_WHAT IS EXPECTED_
Reproduce the passage of the PCI runtime power-management thread that begins at the words "If the device" and stops after "to poll PME.".

On Mon, Jan 22, 2024 at 03:50:03PM -0700, Alex Williamson wrote:
> On Mon, 22 Jan 2024 23:17:30 +0100 Lukas Wunner <lukas@wunner.de> wrote:
> > On Thu, Jan 18, 2024 at 11:50:49AM -0700, Alex Williamson wrote:
> > > To do that I used pm_runtime_get_if_active(), but in retrospect this
> > > requires the device to be in RPM_ACTIVE so we end up skipping anything
> > > suspended or transitioning.  
> > 
> > How about dropping the calls to pm_runtime_get_if_active() and
> > pm_runtime_put() and instead simply do:
> > 
> > 			if (pm_runtime_suspended(&pdev->dev) &&
> > 			    pdev->current_state != PCI_D3cold)
> > 				pci_pme_wakeup(pdev, NULL);
> 
> Do we require that the polled device is in the RPM_SUSPENDED state?

If the device is RPM_SUSPENDING, why immediately resume it for polling?
It's sufficient to poll it the next time around, i.e. 1 second later.

Likewise, if it's already RPM_RESUMING or RPM_ACTIVE anyway, no need
to poll PME.

This leaves RPM_SUSPENDED as the only state in which it makes sense to
poll.


> Also pm_runtime_suspended() can also only be trusted while holding the
> device power.lock, we need a usage count reference to maintain that
> state.

Why?  Let's say there's a race and the device resumes immediately after
we call pm_runtime_suspended() here.  So we might call pci_pme_wakeup()
gratuitouly.  So what?  No biggie.


> +			if (bdev) {
> +				spin_lock_irq(&bdev->power.lock);

Hm, I'd expect that lock to be internal to the PM core,
although there *are* a few stray users outside of it.

Thanks,

Lukas

^ permalink raw reply	[flat|nested] 18+ messages in thread

* Re: [PATCH v2 2/2] PCI: Fix runtime PM race with PME polling
  2024-01-23 10:45         ` Lukas Wunner
@ 2024-01-23 15:55           ` Alex Williamson
  2024-01-23 16:12             ` Lukas Wunner
  0 siblings, 1 reply; 18+ messages in thread
From: Alex Williamson @ 2024-01-23 15:55 UTC (permalink / raw)
  To: Lukas Wunner
  Cc: linux-pci, bhelgaas, linux-kernel, eric.auger, mika.westerberg,
	rafael.j.wysocki, Sanath.S

On Tue, 23 Jan 2024 11:45:19 +0100
Lukas Wunner <lukas@wunner.de> wrote:

> On Mon, Jan 22, 2024 at 03:50:03PM -0700, Alex Williamson wrote:
> > On Mon, 22 Jan 2024 23:17:30 +0100 Lukas Wunner <lukas@wunner.de> wrote:  
> > > On Thu, Jan 18, 2024 at 11:50:49AM -0700, Alex Williamson wrote:  
> > > > To do that I used pm_runtime_get_if_active(), but in retrospect this
> > > > requires the device to be in RPM_ACTIVE so we end up skipping anything
> > > > suspended or transitioning.

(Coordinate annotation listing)
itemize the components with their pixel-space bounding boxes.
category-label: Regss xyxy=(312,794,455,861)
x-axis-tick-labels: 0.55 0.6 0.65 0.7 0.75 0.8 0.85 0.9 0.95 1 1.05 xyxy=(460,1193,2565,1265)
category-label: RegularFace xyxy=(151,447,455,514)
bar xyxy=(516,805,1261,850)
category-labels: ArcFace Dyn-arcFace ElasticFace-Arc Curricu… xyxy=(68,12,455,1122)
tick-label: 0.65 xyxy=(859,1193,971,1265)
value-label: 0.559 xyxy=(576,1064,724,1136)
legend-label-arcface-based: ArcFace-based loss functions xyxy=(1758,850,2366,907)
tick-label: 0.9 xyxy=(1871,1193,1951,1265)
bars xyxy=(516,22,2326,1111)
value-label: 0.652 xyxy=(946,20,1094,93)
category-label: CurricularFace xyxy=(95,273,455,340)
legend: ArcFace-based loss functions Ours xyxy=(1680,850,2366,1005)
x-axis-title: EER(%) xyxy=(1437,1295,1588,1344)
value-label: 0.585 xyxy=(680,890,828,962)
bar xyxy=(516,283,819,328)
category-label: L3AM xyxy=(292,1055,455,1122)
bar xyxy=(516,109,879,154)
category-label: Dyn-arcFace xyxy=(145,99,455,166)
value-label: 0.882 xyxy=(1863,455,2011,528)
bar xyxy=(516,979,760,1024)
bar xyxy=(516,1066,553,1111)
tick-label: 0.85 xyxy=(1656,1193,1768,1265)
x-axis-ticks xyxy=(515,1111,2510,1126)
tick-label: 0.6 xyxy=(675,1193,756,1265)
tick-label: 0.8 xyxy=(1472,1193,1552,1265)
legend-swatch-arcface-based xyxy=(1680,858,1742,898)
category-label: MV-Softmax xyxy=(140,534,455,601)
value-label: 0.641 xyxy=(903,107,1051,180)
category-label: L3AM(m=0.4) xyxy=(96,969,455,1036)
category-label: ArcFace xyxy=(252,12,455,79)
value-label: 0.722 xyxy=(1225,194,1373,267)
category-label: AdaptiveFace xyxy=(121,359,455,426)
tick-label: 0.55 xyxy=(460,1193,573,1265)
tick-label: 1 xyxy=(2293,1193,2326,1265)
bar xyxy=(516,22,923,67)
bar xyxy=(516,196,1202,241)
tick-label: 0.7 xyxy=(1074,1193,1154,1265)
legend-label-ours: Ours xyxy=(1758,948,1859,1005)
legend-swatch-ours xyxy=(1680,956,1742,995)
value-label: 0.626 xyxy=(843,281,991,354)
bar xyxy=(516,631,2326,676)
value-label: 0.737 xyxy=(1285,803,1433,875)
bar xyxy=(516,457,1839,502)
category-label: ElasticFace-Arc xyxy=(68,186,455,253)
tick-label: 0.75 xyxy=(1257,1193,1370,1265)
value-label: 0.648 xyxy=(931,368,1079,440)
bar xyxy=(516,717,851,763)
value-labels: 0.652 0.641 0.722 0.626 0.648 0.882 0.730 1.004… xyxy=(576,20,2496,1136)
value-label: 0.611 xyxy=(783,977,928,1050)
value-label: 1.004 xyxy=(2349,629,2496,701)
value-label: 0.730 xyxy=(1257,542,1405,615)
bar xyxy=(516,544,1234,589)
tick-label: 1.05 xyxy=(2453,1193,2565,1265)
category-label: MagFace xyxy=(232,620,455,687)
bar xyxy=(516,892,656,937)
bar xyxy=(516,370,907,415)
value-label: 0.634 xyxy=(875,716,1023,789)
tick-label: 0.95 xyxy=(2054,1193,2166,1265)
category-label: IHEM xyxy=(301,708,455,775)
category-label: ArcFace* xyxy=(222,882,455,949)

_RESULT_
If the device is RPM_SUSPENDING, why immediately resume it for polling?
It's sufficient to poll it the next time around, i.e. 1 second later.

Likewise, if it's already RPM_RESUMING or RPM_ACTIVE anyway, no need
to poll PME.